List, from the lines below, each one with "this" in it.

BEGIN RECORDS PROVIDED

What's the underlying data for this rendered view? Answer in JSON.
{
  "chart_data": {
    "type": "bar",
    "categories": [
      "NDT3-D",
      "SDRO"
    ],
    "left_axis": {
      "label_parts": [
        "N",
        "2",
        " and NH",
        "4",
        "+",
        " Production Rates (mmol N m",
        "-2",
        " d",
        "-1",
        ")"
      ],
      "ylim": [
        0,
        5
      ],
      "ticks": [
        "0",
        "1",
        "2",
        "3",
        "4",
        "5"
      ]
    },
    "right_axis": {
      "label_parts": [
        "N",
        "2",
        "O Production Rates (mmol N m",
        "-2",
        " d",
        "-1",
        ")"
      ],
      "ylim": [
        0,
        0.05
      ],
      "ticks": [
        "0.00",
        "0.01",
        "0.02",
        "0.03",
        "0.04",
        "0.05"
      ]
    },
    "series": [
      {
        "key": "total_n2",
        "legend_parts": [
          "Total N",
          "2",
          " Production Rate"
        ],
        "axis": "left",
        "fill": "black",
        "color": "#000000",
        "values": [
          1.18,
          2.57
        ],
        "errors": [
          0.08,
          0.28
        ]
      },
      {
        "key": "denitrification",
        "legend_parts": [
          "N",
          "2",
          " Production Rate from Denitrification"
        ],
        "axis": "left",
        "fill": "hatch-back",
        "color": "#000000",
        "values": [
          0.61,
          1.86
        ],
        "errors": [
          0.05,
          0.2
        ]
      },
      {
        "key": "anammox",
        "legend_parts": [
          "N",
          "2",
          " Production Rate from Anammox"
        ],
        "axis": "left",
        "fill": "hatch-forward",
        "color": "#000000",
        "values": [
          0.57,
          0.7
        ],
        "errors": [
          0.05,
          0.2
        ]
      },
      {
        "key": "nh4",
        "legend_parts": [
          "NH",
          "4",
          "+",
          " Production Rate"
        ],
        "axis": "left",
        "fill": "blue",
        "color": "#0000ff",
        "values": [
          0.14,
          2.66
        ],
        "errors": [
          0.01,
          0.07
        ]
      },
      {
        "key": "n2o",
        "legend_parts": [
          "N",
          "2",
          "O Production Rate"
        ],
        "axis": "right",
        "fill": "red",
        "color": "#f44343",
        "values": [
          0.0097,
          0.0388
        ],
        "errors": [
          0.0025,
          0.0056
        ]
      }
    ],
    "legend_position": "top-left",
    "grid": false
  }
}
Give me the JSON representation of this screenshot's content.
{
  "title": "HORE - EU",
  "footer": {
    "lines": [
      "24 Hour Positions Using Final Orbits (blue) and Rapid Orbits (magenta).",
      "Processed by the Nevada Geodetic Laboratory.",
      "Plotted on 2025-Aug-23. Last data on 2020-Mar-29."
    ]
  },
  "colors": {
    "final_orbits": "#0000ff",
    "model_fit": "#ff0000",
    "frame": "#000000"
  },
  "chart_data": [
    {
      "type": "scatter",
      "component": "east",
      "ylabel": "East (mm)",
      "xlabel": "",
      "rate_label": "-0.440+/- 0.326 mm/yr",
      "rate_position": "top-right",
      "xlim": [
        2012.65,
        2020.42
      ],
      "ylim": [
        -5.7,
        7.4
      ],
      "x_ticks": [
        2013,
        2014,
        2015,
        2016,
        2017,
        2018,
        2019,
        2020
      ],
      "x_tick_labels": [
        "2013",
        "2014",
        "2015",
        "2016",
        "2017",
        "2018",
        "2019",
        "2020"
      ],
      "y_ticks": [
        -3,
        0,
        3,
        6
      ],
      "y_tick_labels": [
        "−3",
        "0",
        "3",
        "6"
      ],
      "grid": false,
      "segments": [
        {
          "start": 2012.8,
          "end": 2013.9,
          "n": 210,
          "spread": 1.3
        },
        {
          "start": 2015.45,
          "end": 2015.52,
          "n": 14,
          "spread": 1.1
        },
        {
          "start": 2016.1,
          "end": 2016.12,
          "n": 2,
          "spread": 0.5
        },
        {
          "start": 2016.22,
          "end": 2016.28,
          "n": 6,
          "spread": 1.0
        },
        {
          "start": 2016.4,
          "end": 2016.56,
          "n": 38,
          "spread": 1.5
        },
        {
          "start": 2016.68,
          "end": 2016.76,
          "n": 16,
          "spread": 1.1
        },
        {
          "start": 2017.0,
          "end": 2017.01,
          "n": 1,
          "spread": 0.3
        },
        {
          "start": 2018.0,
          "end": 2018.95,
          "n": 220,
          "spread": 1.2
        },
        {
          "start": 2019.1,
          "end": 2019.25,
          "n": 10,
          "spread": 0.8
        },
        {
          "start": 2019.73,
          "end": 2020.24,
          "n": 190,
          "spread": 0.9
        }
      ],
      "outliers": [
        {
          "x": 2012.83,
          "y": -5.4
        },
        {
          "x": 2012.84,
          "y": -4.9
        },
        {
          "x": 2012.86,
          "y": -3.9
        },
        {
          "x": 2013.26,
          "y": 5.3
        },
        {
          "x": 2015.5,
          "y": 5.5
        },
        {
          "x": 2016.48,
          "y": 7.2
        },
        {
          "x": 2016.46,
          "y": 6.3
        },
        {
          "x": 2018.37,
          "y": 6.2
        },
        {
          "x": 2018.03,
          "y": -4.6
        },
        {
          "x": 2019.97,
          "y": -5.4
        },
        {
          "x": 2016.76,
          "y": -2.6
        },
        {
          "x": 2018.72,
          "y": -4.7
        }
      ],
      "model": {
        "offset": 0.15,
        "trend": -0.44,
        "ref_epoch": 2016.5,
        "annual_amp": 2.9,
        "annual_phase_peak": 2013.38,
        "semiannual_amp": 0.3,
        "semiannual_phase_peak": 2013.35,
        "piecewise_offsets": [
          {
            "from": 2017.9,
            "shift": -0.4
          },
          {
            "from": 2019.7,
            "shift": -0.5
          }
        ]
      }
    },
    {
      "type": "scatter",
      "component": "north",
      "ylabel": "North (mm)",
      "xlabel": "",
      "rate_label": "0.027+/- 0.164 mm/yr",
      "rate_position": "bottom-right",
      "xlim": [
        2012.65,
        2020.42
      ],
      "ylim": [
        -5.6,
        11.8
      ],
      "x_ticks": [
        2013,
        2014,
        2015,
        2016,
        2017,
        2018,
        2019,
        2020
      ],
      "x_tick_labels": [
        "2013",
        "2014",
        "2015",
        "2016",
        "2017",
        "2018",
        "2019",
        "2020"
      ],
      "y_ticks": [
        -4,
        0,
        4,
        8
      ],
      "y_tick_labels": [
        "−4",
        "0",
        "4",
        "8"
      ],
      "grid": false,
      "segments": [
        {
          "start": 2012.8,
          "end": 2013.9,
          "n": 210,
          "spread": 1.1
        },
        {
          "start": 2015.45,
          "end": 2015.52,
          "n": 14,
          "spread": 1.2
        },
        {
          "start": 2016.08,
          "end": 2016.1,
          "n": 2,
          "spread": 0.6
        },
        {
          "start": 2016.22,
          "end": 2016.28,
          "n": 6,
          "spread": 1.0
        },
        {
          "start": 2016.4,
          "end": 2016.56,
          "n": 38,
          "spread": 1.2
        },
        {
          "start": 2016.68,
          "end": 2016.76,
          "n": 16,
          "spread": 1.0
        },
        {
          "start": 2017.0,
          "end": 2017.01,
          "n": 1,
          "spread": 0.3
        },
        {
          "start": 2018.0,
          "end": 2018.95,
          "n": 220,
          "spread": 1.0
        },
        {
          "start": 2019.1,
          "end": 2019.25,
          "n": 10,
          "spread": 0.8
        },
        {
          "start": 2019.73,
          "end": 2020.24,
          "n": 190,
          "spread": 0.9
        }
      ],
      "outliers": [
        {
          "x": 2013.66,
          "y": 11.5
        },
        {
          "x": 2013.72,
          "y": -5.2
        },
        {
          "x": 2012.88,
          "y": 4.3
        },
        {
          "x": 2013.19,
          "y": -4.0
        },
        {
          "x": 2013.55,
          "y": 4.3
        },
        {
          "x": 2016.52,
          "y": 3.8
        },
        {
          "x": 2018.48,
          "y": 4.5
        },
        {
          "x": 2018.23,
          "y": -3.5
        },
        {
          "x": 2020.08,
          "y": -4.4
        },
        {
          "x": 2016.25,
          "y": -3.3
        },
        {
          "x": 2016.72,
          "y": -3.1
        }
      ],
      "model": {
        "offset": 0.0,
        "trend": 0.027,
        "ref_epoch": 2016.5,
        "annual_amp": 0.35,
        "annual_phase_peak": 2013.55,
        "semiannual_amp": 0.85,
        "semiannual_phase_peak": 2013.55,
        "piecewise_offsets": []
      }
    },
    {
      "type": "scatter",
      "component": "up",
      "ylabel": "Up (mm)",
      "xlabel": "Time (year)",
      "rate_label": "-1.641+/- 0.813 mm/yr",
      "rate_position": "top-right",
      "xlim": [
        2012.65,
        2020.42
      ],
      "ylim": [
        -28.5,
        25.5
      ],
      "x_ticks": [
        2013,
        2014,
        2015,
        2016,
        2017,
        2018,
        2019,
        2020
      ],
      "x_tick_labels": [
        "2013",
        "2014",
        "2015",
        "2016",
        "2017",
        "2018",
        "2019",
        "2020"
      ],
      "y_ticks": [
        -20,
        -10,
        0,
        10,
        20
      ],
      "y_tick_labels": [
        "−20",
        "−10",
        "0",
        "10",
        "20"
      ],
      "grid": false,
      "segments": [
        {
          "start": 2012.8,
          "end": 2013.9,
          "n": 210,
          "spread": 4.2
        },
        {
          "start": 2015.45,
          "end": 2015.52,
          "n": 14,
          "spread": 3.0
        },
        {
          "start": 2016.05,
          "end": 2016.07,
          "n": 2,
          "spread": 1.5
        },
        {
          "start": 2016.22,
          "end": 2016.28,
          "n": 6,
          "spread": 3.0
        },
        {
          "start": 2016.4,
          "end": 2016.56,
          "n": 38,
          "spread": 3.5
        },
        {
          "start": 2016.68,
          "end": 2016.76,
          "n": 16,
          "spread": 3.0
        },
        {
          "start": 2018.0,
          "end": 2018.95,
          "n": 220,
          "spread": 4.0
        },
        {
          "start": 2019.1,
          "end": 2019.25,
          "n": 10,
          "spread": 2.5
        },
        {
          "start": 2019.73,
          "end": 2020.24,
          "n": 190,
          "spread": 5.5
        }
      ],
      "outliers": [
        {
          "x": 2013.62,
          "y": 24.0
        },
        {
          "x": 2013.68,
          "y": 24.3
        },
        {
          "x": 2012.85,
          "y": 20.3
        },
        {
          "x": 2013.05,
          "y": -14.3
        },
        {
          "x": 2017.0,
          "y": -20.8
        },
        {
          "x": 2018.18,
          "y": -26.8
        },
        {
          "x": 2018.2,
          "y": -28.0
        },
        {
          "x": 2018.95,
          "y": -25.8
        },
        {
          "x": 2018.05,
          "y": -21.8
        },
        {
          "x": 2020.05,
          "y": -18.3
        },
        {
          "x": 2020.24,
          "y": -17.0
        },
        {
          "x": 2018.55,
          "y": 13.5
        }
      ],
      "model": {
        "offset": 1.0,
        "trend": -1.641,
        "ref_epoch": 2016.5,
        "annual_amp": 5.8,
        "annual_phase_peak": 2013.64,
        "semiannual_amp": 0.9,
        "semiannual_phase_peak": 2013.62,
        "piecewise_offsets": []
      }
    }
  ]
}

END RECORDS PROVIDED

## TASK RESPONSE
What's the underlying data for this rendered view? Answer in JSON.
Give me the JSON representation of this screenshot's content.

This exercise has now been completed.